### Excerpt to read

About a century has passed since wolverines roamed Colorado’s highlands.
Sure, a fictional group of high school-aged guerrilla fighters of the name “wolverines” haunted Colorado’s mountains in the 1984 action film “Red Dawn.” And Bayfield High School has adopted the wolverines as its official term for students and sports teams alike. But real wolverines – large, scavenging, carnivorous weasels – haven’t called the state home since about 1919.
However, that is likely to change in coming years, and the mammals, which look like a weasel-bear-badger hybrid, are likely coming to the snowy mountains near Durango.
In May, Gov. Jared Polis signed SB24-171, which directs the state wildlife agency to do something nobody in North America has ever done: reintroduce wolverines to their former habitat.
Colorado Parks and Wildlife has identified three release zones that contain large blocks of prime habitat: the northern zones span the region west of Fort Collins and north of Interstate 70; the central zone stretches northeast of Gunnison up toward I-70; the southern zone is comprised of the San Juan Mountains.
Bob Inman, one of the world’s preeminent wolverine experts who was contracted by CPW to help develop a reintroduction plan for the species, said the agency would likely release the solitary animals in all three of the identified zones right off the bat.
“The San Juan range … is probably the most extensive area of wilderness, and so that’s beneficial for wolverines,” he said, given that there are “probably less roads to potentially get in trouble, getting hit by cars and so forth.”
Despite the phonetic similarity of “wolves” and “wolverines,” lawmakers who championed the reintroduction law say the two species are quite different, and that the wolverine reintroduction process will not repeat some of the mistakes made during the wolf reintroduction.

### Exercise description
Print the passage of the wolverine article from "In May, Gov." to "San Juan Mountains." exactly as it appears.

### Extracted entries
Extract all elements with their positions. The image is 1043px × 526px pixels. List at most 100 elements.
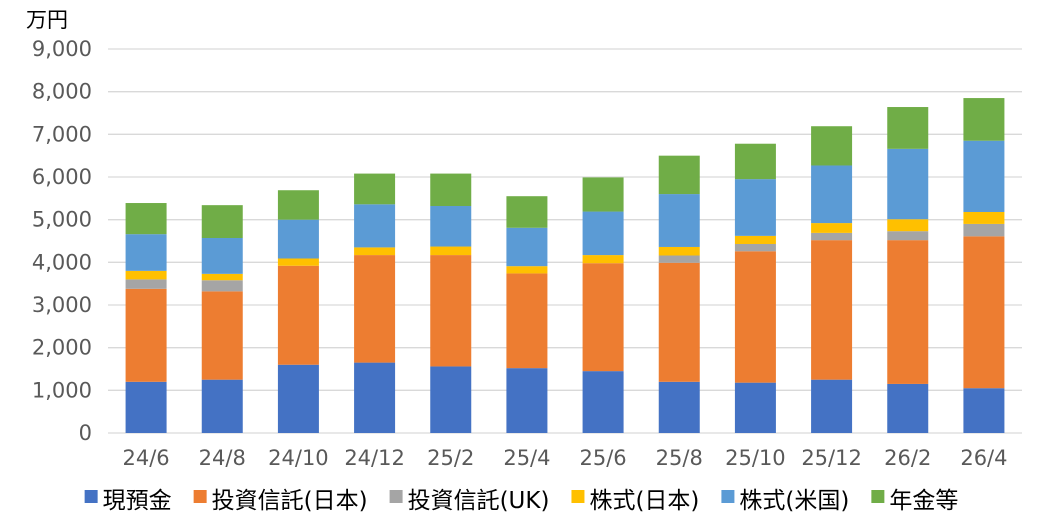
bar-segment (430, 206, 472, 247)
legend-swatch (389, 490, 403, 503)
bar-stack (734, 143, 776, 433)
bar-segment (582, 177, 624, 212)
bar-segment (811, 126, 853, 166)
y-tick-label: 9,000 (32, 37, 92, 61)
bar-segment (277, 258, 319, 266)
bar-stack (201, 205, 243, 433)
bar-segment (582, 371, 624, 433)
bar-segment (658, 381, 700, 433)
bar-segment (506, 266, 548, 274)
bar-segment (354, 255, 396, 363)
bar-segment (125, 270, 167, 280)
bar-segment (506, 368, 548, 433)
bar-segment (734, 179, 776, 236)
x-axis-ticks: 24/6 24/8 24/10 24/12 25/2 25/4 25/6 25/8 25/10 2… (122, 446, 1007, 470)
y-tick-label: 1,000 (32, 378, 92, 402)
legend-label: 株式(日本) (589, 488, 699, 514)
bar-segment (506, 196, 548, 228)
y-tick-label: 5,000 (32, 208, 92, 232)
bar-segment (811, 165, 853, 224)
x-tick-label: 26/2 (884, 446, 931, 470)
y-tick-label: 2,000 (32, 336, 92, 360)
bar-segment (201, 205, 243, 239)
legend-label: 年金等 (889, 488, 958, 514)
legend-swatch (571, 490, 585, 503)
bar-segment (354, 247, 396, 256)
x-tick-label: 24/12 (344, 446, 405, 470)
gridlines (108, 48, 1022, 434)
bar-segment (430, 255, 472, 367)
bar-segment (658, 246, 700, 256)
bar-segment (887, 148, 929, 220)
bar-segment (734, 251, 776, 383)
bar-segment (963, 98, 1005, 141)
bar-segment (354, 362, 396, 433)
bar-segment (506, 273, 548, 369)
y-tick-label: 4,000 (32, 250, 92, 274)
bar-segment (963, 140, 1005, 212)
x-tick-label: 25/2 (427, 446, 474, 470)
bar-segment (125, 288, 167, 382)
bar-segment (430, 366, 472, 433)
bar-segment (201, 238, 243, 274)
bar-segment (354, 204, 396, 248)
bar-stack (277, 190, 319, 433)
legend-label: 投資信託(UK) (408, 488, 550, 514)
x-tick-label: 25/8 (656, 446, 703, 470)
bar-segment (811, 379, 853, 433)
bar-segment (430, 246, 472, 256)
legend-item: 株式(米国) (721, 488, 849, 514)
unit-label: 万円 (26, 8, 68, 32)
x-tick-label: 24/8 (199, 446, 246, 470)
y-axis-ticks: 0 1,000 2,000 3,000 4,000 5,000 6,000 7,000 8,00… (32, 37, 92, 445)
legend: 現預金 投資信託(日本) 投資信託(UK) 株式(日本) 株式(米国) 年金等 (84, 488, 958, 514)
bar-segment (887, 231, 929, 241)
bars (125, 98, 1005, 433)
bar-segment (125, 381, 167, 433)
bar-segment (734, 143, 776, 180)
y-tick-label: 7,000 (32, 122, 92, 146)
bar-segment (125, 203, 167, 235)
bar-segment (963, 236, 1005, 389)
bar-segment (277, 364, 319, 433)
legend-swatch (871, 490, 885, 503)
bar-stack (582, 177, 624, 433)
legend-label: 株式(米国) (739, 488, 849, 514)
bar-segment (963, 223, 1005, 237)
legend-item: 年金等 (871, 488, 958, 514)
bar-stack (887, 107, 929, 433)
x-tick-label: 25/4 (503, 446, 550, 470)
bar-segment (734, 382, 776, 433)
bar-segment (201, 379, 243, 433)
bar-segment (125, 234, 167, 271)
bar-segment (277, 265, 319, 365)
bar-stack (125, 203, 167, 433)
bar-segment (658, 262, 700, 382)
bar-stack (430, 173, 472, 433)
legend-swatch (721, 490, 735, 503)
bar-stack (658, 155, 700, 433)
bar-segment (582, 255, 624, 264)
legend-swatch (84, 490, 98, 503)
bar-segment (125, 279, 167, 289)
legend-label: 現預金 (103, 488, 172, 514)
x-tick-label: 25/6 (579, 446, 626, 470)
legend-item: 投資信託(日本) (193, 488, 368, 514)
y-tick-label: 0 (79, 421, 92, 445)
bar-segment (658, 194, 700, 247)
bar-segment (582, 211, 624, 256)
y-tick-label: 6,000 (32, 165, 92, 189)
legend-label: 投資信託(日本) (212, 488, 368, 514)
bar-segment (277, 190, 319, 220)
bar-stack (506, 196, 548, 433)
bar-segment (887, 107, 929, 149)
bar-segment (811, 232, 853, 241)
bar-stack (811, 126, 853, 433)
bar-segment (963, 211, 1005, 224)
bar-segment (963, 388, 1005, 433)
bar-segment (887, 219, 929, 232)
x-tick-label: 25/10 (725, 446, 786, 470)
legend-item: 投資信託(UK) (389, 488, 550, 514)
x-tick-label: 24/10 (268, 446, 329, 470)
bar-stack (354, 173, 396, 433)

### Problem solution
In May, Gov. Jared Polis signed SB24-171, which directs the state wildlife agency to do something nobody in North America has ever done: reintroduce wolverines to their former habitat.
Colorado Parks and Wildlife has identified three release zones that contain large blocks of prime habitat: the northern zones span the region west of Fort Collins and north of Interstate 70; the central zone stretches northeast of Gunnison up toward I-70; the southern zone is comprised of the San Juan Mountains.